### WRITTEN EXERCISE
Keep every line where the word "uses" appears; drop the rest.

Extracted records
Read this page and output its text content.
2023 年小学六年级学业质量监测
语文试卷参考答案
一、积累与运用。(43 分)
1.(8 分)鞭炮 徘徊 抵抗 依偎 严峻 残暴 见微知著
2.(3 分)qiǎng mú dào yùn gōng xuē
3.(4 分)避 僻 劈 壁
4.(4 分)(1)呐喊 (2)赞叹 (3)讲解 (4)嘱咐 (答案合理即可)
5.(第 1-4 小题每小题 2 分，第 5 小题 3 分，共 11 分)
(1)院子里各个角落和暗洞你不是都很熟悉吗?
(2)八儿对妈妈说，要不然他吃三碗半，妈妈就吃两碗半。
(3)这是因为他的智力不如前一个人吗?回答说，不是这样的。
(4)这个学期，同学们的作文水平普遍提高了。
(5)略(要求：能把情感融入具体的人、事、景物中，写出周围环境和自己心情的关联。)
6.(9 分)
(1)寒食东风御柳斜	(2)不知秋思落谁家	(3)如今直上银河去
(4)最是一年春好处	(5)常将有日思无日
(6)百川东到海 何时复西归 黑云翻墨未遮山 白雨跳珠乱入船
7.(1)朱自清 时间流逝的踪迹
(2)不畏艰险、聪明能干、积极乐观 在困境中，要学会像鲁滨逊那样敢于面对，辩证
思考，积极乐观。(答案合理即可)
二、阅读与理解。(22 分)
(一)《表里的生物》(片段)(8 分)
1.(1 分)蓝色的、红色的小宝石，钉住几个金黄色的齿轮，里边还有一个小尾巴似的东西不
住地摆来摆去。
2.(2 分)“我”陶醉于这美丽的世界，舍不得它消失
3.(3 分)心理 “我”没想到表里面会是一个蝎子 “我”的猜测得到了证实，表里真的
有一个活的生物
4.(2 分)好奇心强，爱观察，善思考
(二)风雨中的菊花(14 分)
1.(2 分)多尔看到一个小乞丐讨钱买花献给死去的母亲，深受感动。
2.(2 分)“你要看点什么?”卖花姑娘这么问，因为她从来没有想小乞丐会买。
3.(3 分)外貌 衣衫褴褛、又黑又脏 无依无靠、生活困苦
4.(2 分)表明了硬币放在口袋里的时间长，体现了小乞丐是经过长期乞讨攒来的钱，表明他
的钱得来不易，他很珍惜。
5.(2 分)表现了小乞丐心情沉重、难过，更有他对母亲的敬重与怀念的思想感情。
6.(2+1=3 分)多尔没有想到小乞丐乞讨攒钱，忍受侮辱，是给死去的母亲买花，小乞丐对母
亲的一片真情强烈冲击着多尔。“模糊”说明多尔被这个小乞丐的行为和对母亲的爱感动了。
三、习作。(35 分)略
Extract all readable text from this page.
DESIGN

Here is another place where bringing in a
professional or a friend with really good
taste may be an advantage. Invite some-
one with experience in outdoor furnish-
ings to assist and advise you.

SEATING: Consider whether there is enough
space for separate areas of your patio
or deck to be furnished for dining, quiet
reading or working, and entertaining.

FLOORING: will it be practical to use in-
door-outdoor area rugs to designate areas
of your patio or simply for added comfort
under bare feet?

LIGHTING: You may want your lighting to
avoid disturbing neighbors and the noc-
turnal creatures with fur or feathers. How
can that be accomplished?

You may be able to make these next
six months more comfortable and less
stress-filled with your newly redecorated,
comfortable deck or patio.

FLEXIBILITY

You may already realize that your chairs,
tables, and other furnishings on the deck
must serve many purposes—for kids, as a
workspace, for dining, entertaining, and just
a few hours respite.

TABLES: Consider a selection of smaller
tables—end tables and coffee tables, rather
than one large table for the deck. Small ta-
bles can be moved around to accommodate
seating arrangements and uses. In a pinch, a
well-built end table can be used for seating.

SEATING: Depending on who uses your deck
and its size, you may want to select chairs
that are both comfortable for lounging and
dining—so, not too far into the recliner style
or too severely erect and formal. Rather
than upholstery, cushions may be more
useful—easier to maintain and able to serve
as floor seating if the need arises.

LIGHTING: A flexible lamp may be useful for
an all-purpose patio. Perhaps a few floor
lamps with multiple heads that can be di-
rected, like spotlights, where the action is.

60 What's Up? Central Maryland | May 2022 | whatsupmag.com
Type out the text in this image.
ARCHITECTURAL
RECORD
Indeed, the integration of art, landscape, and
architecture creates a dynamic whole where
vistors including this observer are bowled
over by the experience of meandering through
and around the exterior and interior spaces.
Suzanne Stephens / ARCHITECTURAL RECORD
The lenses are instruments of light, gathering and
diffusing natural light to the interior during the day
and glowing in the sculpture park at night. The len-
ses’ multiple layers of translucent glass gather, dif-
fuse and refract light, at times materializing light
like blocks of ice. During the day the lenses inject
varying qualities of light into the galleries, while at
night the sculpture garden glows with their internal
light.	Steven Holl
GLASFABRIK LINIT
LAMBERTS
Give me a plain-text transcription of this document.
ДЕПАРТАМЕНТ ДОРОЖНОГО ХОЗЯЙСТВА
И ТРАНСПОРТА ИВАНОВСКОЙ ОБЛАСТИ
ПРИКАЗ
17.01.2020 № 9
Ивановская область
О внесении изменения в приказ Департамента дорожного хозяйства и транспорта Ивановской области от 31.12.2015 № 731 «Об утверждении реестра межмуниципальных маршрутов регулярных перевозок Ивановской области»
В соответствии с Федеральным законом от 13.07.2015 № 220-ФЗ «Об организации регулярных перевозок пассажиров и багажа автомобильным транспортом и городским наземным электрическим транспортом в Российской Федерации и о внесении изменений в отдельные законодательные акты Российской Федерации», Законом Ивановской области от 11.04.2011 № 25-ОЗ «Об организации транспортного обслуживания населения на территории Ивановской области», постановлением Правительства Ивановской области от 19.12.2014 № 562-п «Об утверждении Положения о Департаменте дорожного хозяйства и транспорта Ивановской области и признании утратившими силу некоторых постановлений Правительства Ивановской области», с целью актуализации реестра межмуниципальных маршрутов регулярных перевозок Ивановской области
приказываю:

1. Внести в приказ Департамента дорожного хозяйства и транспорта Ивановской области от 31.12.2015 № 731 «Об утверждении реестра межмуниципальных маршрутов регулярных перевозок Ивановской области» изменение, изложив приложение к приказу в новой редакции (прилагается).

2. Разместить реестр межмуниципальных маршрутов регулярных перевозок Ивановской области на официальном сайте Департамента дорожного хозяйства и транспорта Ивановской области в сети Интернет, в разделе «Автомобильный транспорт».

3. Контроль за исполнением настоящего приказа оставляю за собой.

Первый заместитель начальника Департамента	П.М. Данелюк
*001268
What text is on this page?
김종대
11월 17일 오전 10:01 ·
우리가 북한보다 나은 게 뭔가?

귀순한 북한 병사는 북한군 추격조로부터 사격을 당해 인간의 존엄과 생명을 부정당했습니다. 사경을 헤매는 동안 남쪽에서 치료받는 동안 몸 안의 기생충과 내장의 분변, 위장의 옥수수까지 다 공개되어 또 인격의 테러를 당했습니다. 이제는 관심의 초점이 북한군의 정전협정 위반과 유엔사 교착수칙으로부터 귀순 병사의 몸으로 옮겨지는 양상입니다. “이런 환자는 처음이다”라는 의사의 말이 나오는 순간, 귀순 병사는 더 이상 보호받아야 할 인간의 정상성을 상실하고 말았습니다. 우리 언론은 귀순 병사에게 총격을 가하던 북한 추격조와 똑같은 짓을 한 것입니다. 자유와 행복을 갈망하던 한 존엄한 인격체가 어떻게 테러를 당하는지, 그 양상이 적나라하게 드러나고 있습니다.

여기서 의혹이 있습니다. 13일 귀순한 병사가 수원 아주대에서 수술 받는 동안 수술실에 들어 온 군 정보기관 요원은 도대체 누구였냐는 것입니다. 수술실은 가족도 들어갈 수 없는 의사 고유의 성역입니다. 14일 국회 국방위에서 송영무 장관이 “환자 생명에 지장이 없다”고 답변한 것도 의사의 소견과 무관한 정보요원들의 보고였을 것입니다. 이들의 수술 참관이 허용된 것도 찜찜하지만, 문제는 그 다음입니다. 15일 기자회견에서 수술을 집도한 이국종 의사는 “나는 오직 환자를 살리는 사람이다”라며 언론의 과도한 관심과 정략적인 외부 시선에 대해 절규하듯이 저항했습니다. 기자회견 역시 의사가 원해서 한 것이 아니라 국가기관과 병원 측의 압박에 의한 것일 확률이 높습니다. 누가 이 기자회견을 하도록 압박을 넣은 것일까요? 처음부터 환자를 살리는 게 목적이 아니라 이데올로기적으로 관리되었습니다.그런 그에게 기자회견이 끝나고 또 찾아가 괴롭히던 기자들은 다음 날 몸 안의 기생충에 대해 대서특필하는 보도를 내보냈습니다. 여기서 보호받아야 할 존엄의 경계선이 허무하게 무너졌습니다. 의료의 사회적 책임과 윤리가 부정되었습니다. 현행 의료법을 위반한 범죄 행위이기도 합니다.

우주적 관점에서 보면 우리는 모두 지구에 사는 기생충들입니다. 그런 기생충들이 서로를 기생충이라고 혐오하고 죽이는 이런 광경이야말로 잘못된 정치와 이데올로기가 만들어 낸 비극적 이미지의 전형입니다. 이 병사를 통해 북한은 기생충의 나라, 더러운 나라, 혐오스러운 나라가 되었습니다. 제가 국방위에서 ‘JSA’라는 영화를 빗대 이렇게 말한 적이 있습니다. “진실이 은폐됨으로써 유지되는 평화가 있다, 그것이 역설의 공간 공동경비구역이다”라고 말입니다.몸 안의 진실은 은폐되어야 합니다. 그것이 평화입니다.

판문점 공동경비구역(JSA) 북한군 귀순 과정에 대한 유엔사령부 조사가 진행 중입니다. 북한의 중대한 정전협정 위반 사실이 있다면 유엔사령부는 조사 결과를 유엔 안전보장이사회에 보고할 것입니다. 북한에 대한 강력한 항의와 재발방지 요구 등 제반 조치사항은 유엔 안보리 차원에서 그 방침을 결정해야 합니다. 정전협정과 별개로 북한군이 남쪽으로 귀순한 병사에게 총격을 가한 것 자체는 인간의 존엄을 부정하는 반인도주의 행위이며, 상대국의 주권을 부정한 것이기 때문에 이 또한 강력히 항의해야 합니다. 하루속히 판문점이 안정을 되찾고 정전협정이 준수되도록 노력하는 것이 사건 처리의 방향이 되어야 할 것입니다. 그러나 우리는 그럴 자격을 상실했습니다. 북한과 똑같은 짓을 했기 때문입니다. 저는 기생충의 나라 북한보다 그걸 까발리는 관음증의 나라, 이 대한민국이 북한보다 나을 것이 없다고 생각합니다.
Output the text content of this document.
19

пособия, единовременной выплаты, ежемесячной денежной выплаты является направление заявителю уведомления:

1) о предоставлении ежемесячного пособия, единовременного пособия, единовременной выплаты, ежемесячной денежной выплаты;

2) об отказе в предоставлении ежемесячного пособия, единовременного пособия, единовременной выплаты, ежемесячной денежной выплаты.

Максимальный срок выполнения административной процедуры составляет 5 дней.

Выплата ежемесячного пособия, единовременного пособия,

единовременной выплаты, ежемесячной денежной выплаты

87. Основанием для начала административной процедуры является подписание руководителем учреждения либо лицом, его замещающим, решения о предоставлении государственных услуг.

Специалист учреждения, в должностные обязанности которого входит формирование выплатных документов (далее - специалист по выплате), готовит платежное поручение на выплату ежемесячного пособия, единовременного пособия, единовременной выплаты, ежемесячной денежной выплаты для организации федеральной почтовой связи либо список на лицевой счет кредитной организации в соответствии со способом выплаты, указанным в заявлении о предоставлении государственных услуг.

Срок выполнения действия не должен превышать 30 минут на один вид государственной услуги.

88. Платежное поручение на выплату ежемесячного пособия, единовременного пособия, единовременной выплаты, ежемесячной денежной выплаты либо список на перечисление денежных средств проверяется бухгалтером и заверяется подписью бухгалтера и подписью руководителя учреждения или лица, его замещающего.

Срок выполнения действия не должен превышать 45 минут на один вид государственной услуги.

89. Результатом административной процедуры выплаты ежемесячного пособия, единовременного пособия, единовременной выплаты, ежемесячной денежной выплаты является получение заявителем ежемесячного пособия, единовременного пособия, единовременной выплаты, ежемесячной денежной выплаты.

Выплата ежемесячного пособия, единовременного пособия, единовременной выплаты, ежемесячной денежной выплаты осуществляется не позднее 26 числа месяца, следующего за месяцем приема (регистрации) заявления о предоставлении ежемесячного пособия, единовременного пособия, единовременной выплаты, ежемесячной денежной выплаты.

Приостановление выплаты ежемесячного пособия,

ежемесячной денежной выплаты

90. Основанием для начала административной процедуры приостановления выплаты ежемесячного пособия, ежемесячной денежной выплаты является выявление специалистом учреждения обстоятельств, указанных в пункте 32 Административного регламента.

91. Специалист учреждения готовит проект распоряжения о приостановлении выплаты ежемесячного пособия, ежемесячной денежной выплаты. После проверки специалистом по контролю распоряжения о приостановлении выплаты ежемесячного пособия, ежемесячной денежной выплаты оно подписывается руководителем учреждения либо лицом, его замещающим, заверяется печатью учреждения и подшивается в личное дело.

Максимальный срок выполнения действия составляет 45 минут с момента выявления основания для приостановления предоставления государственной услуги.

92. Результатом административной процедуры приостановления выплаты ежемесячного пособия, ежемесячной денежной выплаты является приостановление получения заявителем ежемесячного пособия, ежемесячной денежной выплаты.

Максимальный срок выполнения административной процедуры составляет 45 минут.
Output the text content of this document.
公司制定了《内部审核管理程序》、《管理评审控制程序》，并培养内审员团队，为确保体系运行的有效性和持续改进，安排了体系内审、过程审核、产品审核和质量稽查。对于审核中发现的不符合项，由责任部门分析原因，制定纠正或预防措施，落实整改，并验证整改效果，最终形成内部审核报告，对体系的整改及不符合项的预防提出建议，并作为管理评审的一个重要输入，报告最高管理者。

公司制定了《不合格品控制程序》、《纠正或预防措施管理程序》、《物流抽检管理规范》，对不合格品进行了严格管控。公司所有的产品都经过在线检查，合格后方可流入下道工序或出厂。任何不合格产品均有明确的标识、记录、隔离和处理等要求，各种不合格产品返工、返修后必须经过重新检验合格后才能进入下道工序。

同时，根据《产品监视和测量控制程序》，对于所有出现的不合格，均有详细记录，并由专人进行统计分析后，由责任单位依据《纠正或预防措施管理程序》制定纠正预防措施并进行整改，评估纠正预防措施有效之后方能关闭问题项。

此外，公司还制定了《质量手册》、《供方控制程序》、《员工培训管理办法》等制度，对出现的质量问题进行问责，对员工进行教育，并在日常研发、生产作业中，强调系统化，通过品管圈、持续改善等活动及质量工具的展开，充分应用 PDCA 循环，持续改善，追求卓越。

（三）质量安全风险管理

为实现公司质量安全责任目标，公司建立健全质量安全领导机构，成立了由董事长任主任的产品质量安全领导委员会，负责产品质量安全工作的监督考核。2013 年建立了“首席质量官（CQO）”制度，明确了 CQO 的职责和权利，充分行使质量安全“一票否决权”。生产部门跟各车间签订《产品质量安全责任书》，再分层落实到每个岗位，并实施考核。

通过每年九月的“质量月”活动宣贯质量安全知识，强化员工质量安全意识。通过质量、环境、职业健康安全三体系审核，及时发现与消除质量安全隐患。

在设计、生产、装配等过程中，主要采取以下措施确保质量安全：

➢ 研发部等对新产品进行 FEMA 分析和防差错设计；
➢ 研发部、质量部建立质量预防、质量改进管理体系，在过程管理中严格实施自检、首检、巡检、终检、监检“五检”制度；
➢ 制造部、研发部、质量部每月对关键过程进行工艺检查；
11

### THE OUTPUT
seating arrangements and uses. In a pinch, a
SEATING: Depending on who uses your deck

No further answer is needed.